[Begin The input]

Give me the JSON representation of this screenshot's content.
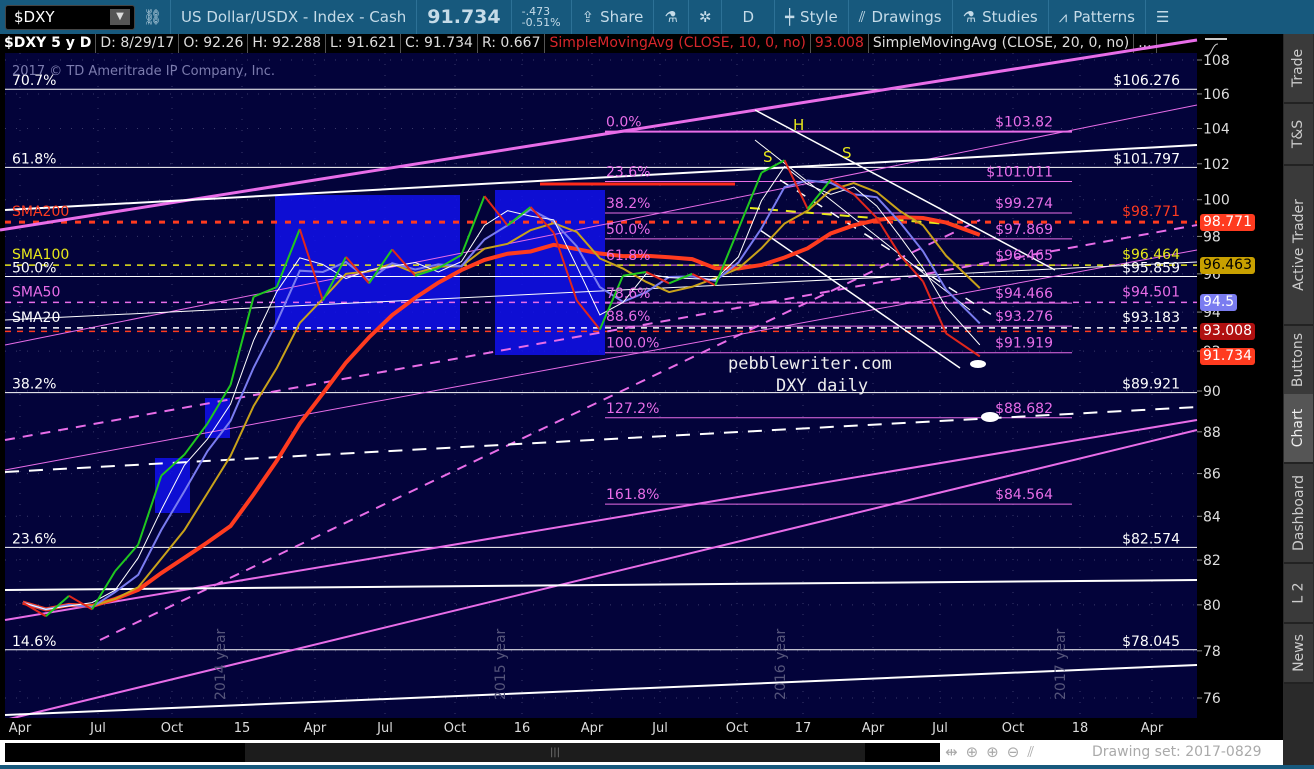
{
  "toolbar": {
    "symbol": "$DXY",
    "description": "US Dollar/USDX - Index - Cash",
    "last": "91.734",
    "change": "-.473",
    "change_pct": "-0.51%",
    "share": "Share",
    "aggregation": "D",
    "style": "Style",
    "drawings": "Drawings",
    "studies": "Studies",
    "patterns": "Patterns"
  },
  "infobar": {
    "title": "$DXY 5 y D",
    "date": "D: 8/29/17",
    "open": "O: 92.26",
    "high": "H: 92.288",
    "low": "L: 91.621",
    "close": "C: 91.734",
    "range": "R: 0.667",
    "study1": "SimpleMovingAvg (CLOSE, 10, 0, no)",
    "study1_value": "93.008",
    "study2": "SimpleMovingAvg (CLOSE, 20, 0, no)",
    "more": "..."
  },
  "side_tabs": [
    "Trade",
    "T&S",
    "Active Trader",
    "Buttons",
    "Chart",
    "Dashboard",
    "L 2",
    "News"
  ],
  "active_tab": "Chart",
  "scrollbar": {
    "drawing_set": "Drawing set: 2017-0829"
  },
  "colors": {
    "background": "#03033a",
    "price_up": "#1fc81f",
    "price_down": "#e0261c",
    "sma200": "#ff3b1f",
    "sma100": "#c8a21a",
    "sma50": "#7a7cf0",
    "sma20": "#ffffff",
    "fib_pink": "#e86de8"
  },
  "chart_data": {
    "type": "line",
    "copyright": "2017 © TD Ameritrade IP Company, Inc.",
    "y_scale": "log",
    "ylim": [
      75,
      109
    ],
    "y_ticks": [
      108,
      106,
      104,
      102,
      100,
      98,
      96,
      94,
      92,
      90,
      88,
      86,
      84,
      82,
      80,
      78,
      76
    ],
    "x_ticks": [
      "Apr",
      "Jul",
      "Oct",
      "15",
      "Apr",
      "Jul",
      "Oct",
      "16",
      "Apr",
      "Jul",
      "Oct",
      "17",
      "Apr",
      "Jul",
      "Oct",
      "18",
      "Apr"
    ],
    "year_labels": [
      "2014 year",
      "2015 year",
      "2016 year",
      "2017 year"
    ],
    "grid": true,
    "series": [
      {
        "name": "$DXY",
        "x": [
          "2014-03",
          "2014-04",
          "2014-05",
          "2014-06",
          "2014-07",
          "2014-08",
          "2014-09",
          "2014-10",
          "2014-11",
          "2014-12",
          "2015-01",
          "2015-02",
          "2015-03",
          "2015-04",
          "2015-05",
          "2015-06",
          "2015-07",
          "2015-08",
          "2015-09",
          "2015-10",
          "2015-11",
          "2015-12",
          "2016-01",
          "2016-02",
          "2016-03",
          "2016-04",
          "2016-05",
          "2016-06",
          "2016-07",
          "2016-08",
          "2016-09",
          "2016-10",
          "2016-11",
          "2016-12",
          "2017-01",
          "2017-02",
          "2017-03",
          "2017-04",
          "2017-05",
          "2017-06",
          "2017-07",
          "2017-08-29"
        ],
        "values": [
          80.1,
          79.5,
          80.4,
          79.8,
          81.5,
          82.7,
          85.9,
          86.9,
          88.4,
          90.3,
          94.8,
          95.3,
          98.4,
          94.6,
          96.9,
          95.5,
          97.3,
          95.9,
          96.3,
          97.0,
          100.2,
          98.6,
          99.6,
          98.2,
          94.6,
          93.1,
          95.9,
          96.1,
          95.5,
          96.0,
          95.4,
          98.4,
          101.5,
          102.2,
          99.5,
          101.1,
          100.3,
          99.0,
          97.0,
          95.6,
          92.9,
          91.734
        ]
      }
    ],
    "moving_averages": [
      {
        "name": "SMA200",
        "value": 98.771,
        "color": "#ff3b1f"
      },
      {
        "name": "SMA100",
        "value": 96.464,
        "color": "#e8e81a"
      },
      {
        "name": "SMA50",
        "value": 94.501,
        "color": "#e86de8"
      },
      {
        "name": "SMA20",
        "value": 93.183,
        "color": "#ffffff"
      }
    ],
    "price_badges": [
      {
        "value": "98.771",
        "color": "#ff3b1f"
      },
      {
        "value": "96.463",
        "color": "#c8a000"
      },
      {
        "value": "94.5",
        "color": "#7a7cf0"
      },
      {
        "value": "93.008",
        "color": "#b01010"
      },
      {
        "value": "91.734",
        "color": "#ff3b1f"
      }
    ],
    "fib_long": [
      {
        "pct": "70.7%",
        "value": 106.276,
        "label": "$106.276"
      },
      {
        "pct": "61.8%",
        "value": 101.797,
        "label": "$101.797"
      },
      {
        "pct": "50.0%",
        "value": 95.859,
        "label": "$95.859"
      },
      {
        "pct": "38.2%",
        "value": 89.921,
        "label": "$89.921"
      },
      {
        "pct": "23.6%",
        "value": 82.574,
        "label": "$82.574"
      },
      {
        "pct": "14.6%",
        "value": 78.045,
        "label": "$78.045"
      }
    ],
    "fib_short": [
      {
        "pct": "0.0%",
        "value": 103.82,
        "label": "$103.82"
      },
      {
        "pct": "23.6%",
        "value": 101.011,
        "label": "$101.011"
      },
      {
        "pct": "38.2%",
        "value": 99.274,
        "label": "$99.274"
      },
      {
        "pct": "50.0%",
        "value": 97.869,
        "label": "$97.869"
      },
      {
        "pct": "61.8%",
        "value": 96.465,
        "label": "$96.465"
      },
      {
        "pct": "78.6%",
        "value": 94.466,
        "label": "$94.466"
      },
      {
        "pct": "88.6%",
        "value": 93.276,
        "label": "$93.276"
      },
      {
        "pct": "100.0%",
        "value": 91.919,
        "label": "$91.919"
      },
      {
        "pct": "127.2%",
        "value": 88.682,
        "label": "$88.682"
      },
      {
        "pct": "161.8%",
        "value": 84.564,
        "label": "$84.564"
      }
    ],
    "ma_labels": [
      {
        "text": "SMA200",
        "value": 98.771,
        "price_label": "$98.771",
        "color": "#ff3b1f"
      },
      {
        "text": "SMA100",
        "value": 96.464,
        "price_label": "$96.464",
        "color": "#e8e81a"
      },
      {
        "text": "SMA50",
        "value": 94.501,
        "price_label": "$94.501",
        "color": "#e86de8"
      },
      {
        "text": "SMA20",
        "value": 93.183,
        "price_label": "$93.183",
        "color": "#ffffff"
      }
    ],
    "pattern_labels": [
      "S",
      "H",
      "S"
    ],
    "annotations": [
      "pebblewriter.com",
      "DXY daily"
    ]
  }
}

[End The input]

Set down the material above as is, without any pictures.

Give me the JSON representation of this screenshot's content.
{
  "toolbar": {
    "symbol": "$DXY",
    "description": "US Dollar/USDX - Index - Cash",
    "last": "91.734",
    "change": "-.473",
    "change_pct": "-0.51%",
    "share": "Share",
    "aggregation": "D",
    "style": "Style",
    "drawings": "Drawings",
    "studies": "Studies",
    "patterns": "Patterns"
  },
  "infobar": {
    "title": "$DXY 5 y D",
    "date": "D: 8/29/17",
    "open": "O: 92.26",
    "high": "H: 92.288",
    "low": "L: 91.621",
    "close": "C: 91.734",
    "range": "R: 0.667",
    "study1": "SimpleMovingAvg (CLOSE, 10, 0, no)",
    "study1_value": "93.008",
    "study2": "SimpleMovingAvg (CLOSE, 20, 0, no)",
    "more": "..."
  },
  "side_tabs": [
    "Trade",
    "T&S",
    "Active Trader",
    "Buttons",
    "Chart",
    "Dashboard",
    "L 2",
    "News"
  ],
  "active_tab": "Chart",
  "scrollbar": {
    "drawing_set": "Drawing set: 2017-0829"
  },
  "colors": {
    "background": "#03033a",
    "price_up": "#1fc81f",
    "price_down": "#e0261c",
    "sma200": "#ff3b1f",
    "sma100": "#c8a21a",
    "sma50": "#7a7cf0",
    "sma20": "#ffffff",
    "fib_pink": "#e86de8"
  },
  "chart_data": {
    "type": "line",
    "copyright": "2017 © TD Ameritrade IP Company, Inc.",
    "y_scale": "log",
    "ylim": [
      75,
      109
    ],
    "y_ticks": [
      108,
      106,
      104,
      102,
      100,
      98,
      96,
      94,
      92,
      90,
      88,
      86,
      84,
      82,
      80,
      78,
      76
    ],
    "x_ticks": [
      "Apr",
      "Jul",
      "Oct",
      "15",
      "Apr",
      "Jul",
      "Oct",
      "16",
      "Apr",
      "Jul",
      "Oct",
      "17",
      "Apr",
      "Jul",
      "Oct",
      "18",
      "Apr"
    ],
    "year_labels": [
      "2014 year",
      "2015 year",
      "2016 year",
      "2017 year"
    ],
    "grid": true,
    "series": [
      {
        "name": "$DXY",
        "x": [
          "2014-03",
          "2014-04",
          "2014-05",
          "2014-06",
          "2014-07",
          "2014-08",
          "2014-09",
          "2014-10",
          "2014-11",
          "2014-12",
          "2015-01",
          "2015-02",
          "2015-03",
          "2015-04",
          "2015-05",
          "2015-06",
          "2015-07",
          "2015-08",
          "2015-09",
          "2015-10",
          "2015-11",
          "2015-12",
          "2016-01",
          "2016-02",
          "2016-03",
          "2016-04",
          "2016-05",
          "2016-06",
          "2016-07",
          "2016-08",
          "2016-09",
          "2016-10",
          "2016-11",
          "2016-12",
          "2017-01",
          "2017-02",
          "2017-03",
          "2017-04",
          "2017-05",
          "2017-06",
          "2017-07",
          "2017-08-29"
        ],
        "values": [
          80.1,
          79.5,
          80.4,
          79.8,
          81.5,
          82.7,
          85.9,
          86.9,
          88.4,
          90.3,
          94.8,
          95.3,
          98.4,
          94.6,
          96.9,
          95.5,
          97.3,
          95.9,
          96.3,
          97.0,
          100.2,
          98.6,
          99.6,
          98.2,
          94.6,
          93.1,
          95.9,
          96.1,
          95.5,
          96.0,
          95.4,
          98.4,
          101.5,
          102.2,
          99.5,
          101.1,
          100.3,
          99.0,
          97.0,
          95.6,
          92.9,
          91.734
        ]
      }
    ],
    "moving_averages": [
      {
        "name": "SMA200",
        "value": 98.771,
        "color": "#ff3b1f"
      },
      {
        "name": "SMA100",
        "value": 96.464,
        "color": "#e8e81a"
      },
      {
        "name": "SMA50",
        "value": 94.501,
        "color": "#e86de8"
      },
      {
        "name": "SMA20",
        "value": 93.183,
        "color": "#ffffff"
      }
    ],
    "price_badges": [
      {
        "value": "98.771",
        "color": "#ff3b1f"
      },
      {
        "value": "96.463",
        "color": "#c8a000"
      },
      {
        "value": "94.5",
        "color": "#7a7cf0"
      },
      {
        "value": "93.008",
        "color": "#b01010"
      },
      {
        "value": "91.734",
        "color": "#ff3b1f"
      }
    ],
    "fib_long": [
      {
        "pct": "70.7%",
        "value": 106.276,
        "label": "$106.276"
      },
      {
        "pct": "61.8%",
        "value": 101.797,
        "label": "$101.797"
      },
      {
        "pct": "50.0%",
        "value": 95.859,
        "label": "$95.859"
      },
      {
        "pct": "38.2%",
        "value": 89.921,
        "label": "$89.921"
      },
      {
        "pct": "23.6%",
        "value": 82.574,
        "label": "$82.574"
      },
      {
        "pct": "14.6%",
        "value": 78.045,
        "label": "$78.045"
      }
    ],
    "fib_short": [
      {
        "pct": "0.0%",
        "value": 103.82,
        "label": "$103.82"
      },
      {
        "pct": "23.6%",
        "value": 101.011,
        "label": "$101.011"
      },
      {
        "pct": "38.2%",
        "value": 99.274,
        "label": "$99.274"
      },
      {
        "pct": "50.0%",
        "value": 97.869,
        "label": "$97.869"
      },
      {
        "pct": "61.8%",
        "value": 96.465,
        "label": "$96.465"
      },
      {
        "pct": "78.6%",
        "value": 94.466,
        "label": "$94.466"
      },
      {
        "pct": "88.6%",
        "value": 93.276,
        "label": "$93.276"
      },
      {
        "pct": "100.0%",
        "value": 91.919,
        "label": "$91.919"
      },
      {
        "pct": "127.2%",
        "value": 88.682,
        "label": "$88.682"
      },
      {
        "pct": "161.8%",
        "value": 84.564,
        "label": "$84.564"
      }
    ],
    "ma_labels": [
      {
        "text": "SMA200",
        "value": 98.771,
        "price_label": "$98.771",
        "color": "#ff3b1f"
      },
      {
        "text": "SMA100",
        "value": 96.464,
        "price_label": "$96.464",
        "color": "#e8e81a"
      },
      {
        "text": "SMA50",
        "value": 94.501,
        "price_label": "$94.501",
        "color": "#e86de8"
      },
      {
        "text": "SMA20",
        "value": 93.183,
        "price_label": "$93.183",
        "color": "#ffffff"
      }
    ],
    "pattern_labels": [
      "S",
      "H",
      "S"
    ],
    "annotations": [
      "pebblewriter.com",
      "DXY daily"
    ]
  }
}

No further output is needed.